Data shown:

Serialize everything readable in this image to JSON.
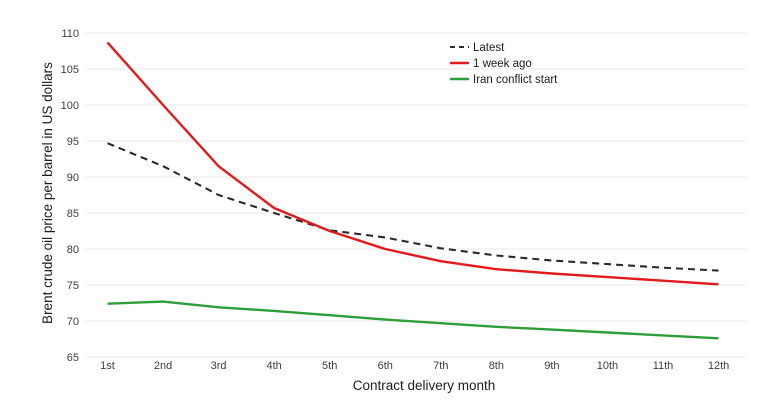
{
  "chart_data": {
    "type": "line",
    "title": "",
    "xlabel": "Contract delivery month",
    "ylabel": "Brent crude oil price per barrel in US dollars",
    "categories": [
      "1st",
      "2nd",
      "3rd",
      "4th",
      "5th",
      "6th",
      "7th",
      "8th",
      "9th",
      "10th",
      "11th",
      "12th"
    ],
    "ylim": [
      65,
      110
    ],
    "ytick_step": 5,
    "yticks": [
      65,
      70,
      75,
      80,
      85,
      90,
      95,
      100,
      105,
      110
    ],
    "grid": "horizontal-only",
    "legend_position": "top-center-right",
    "legend_entries": [
      "Latest",
      "1 week ago",
      "Iran conflict start"
    ],
    "series": [
      {
        "name": "Latest",
        "key": "latest",
        "style": "dashed",
        "color": "#2b2b2b",
        "values": [
          94.7,
          91.5,
          87.5,
          85.0,
          82.6,
          81.6,
          80.1,
          79.1,
          78.4,
          77.9,
          77.4,
          77.0
        ]
      },
      {
        "name": "1 week ago",
        "key": "one-week-ago",
        "style": "solid",
        "color": "#e31a1c",
        "values": [
          108.7,
          100.0,
          91.5,
          85.7,
          82.5,
          80.0,
          78.3,
          77.2,
          76.6,
          76.1,
          75.6,
          75.1
        ]
      },
      {
        "name": "Iran conflict start",
        "key": "iran-conflict-start",
        "style": "solid",
        "color": "#2e9e38",
        "values": [
          72.4,
          72.7,
          71.9,
          71.4,
          70.8,
          70.2,
          69.7,
          69.2,
          68.8,
          68.4,
          68.0,
          67.6
        ]
      }
    ]
  },
  "colors": {
    "background": "#ffffff",
    "gridline": "#e8e8e8",
    "tick_text": "#3d3d3d",
    "axis_label_text": "#1c1c1c",
    "legend_text": "#1c1c1c"
  }
}
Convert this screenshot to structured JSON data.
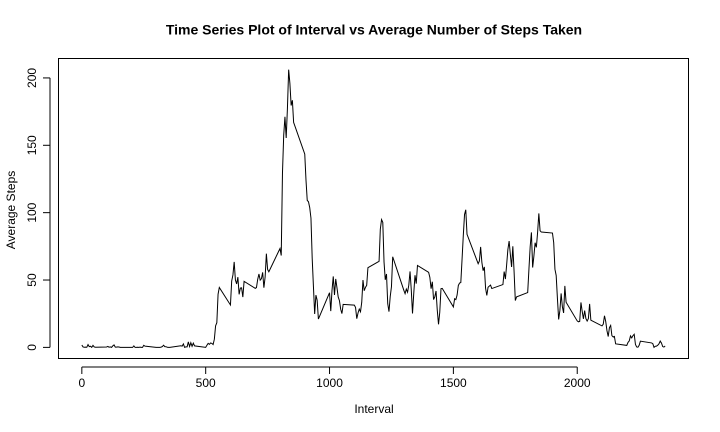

What you have to do: The records above should be reproduced exactly, with no pictures included.

Answer in full:
Serialize everything readable in this image to JSON.
{
  "chart_data": {
    "type": "line",
    "title": "",
    "xlabel": "Contract delivery month",
    "ylabel": "Brent crude oil price per barrel in US dollars",
    "categories": [
      "1st",
      "2nd",
      "3rd",
      "4th",
      "5th",
      "6th",
      "7th",
      "8th",
      "9th",
      "10th",
      "11th",
      "12th"
    ],
    "ylim": [
      65,
      110
    ],
    "ytick_step": 5,
    "yticks": [
      65,
      70,
      75,
      80,
      85,
      90,
      95,
      100,
      105,
      110
    ],
    "grid": "horizontal-only",
    "legend_position": "top-center-right",
    "legend_entries": [
      "Latest",
      "1 week ago",
      "Iran conflict start"
    ],
    "series": [
      {
        "name": "Latest",
        "key": "latest",
        "style": "dashed",
        "color": "#2b2b2b",
        "values": [
          94.7,
          91.5,
          87.5,
          85.0,
          82.6,
          81.6,
          80.1,
          79.1,
          78.4,
          77.9,
          77.4,
          77.0
        ]
      },
      {
        "name": "1 week ago",
        "key": "one-week-ago",
        "style": "solid",
        "color": "#e31a1c",
        "values": [
          108.7,
          100.0,
          91.5,
          85.7,
          82.5,
          80.0,
          78.3,
          77.2,
          76.6,
          76.1,
          75.6,
          75.1
        ]
      },
      {
        "name": "Iran conflict start",
        "key": "iran-conflict-start",
        "style": "solid",
        "color": "#2e9e38",
        "values": [
          72.4,
          72.7,
          71.9,
          71.4,
          70.8,
          70.2,
          69.7,
          69.2,
          68.8,
          68.4,
          68.0,
          67.6
        ]
      }
    ]
  },
  "colors": {
    "background": "#ffffff",
    "gridline": "#e8e8e8",
    "tick_text": "#3d3d3d",
    "axis_label_text": "#1c1c1c",
    "legend_text": "#1c1c1c"
  }
}
Convert this screenshot to structured JSON data.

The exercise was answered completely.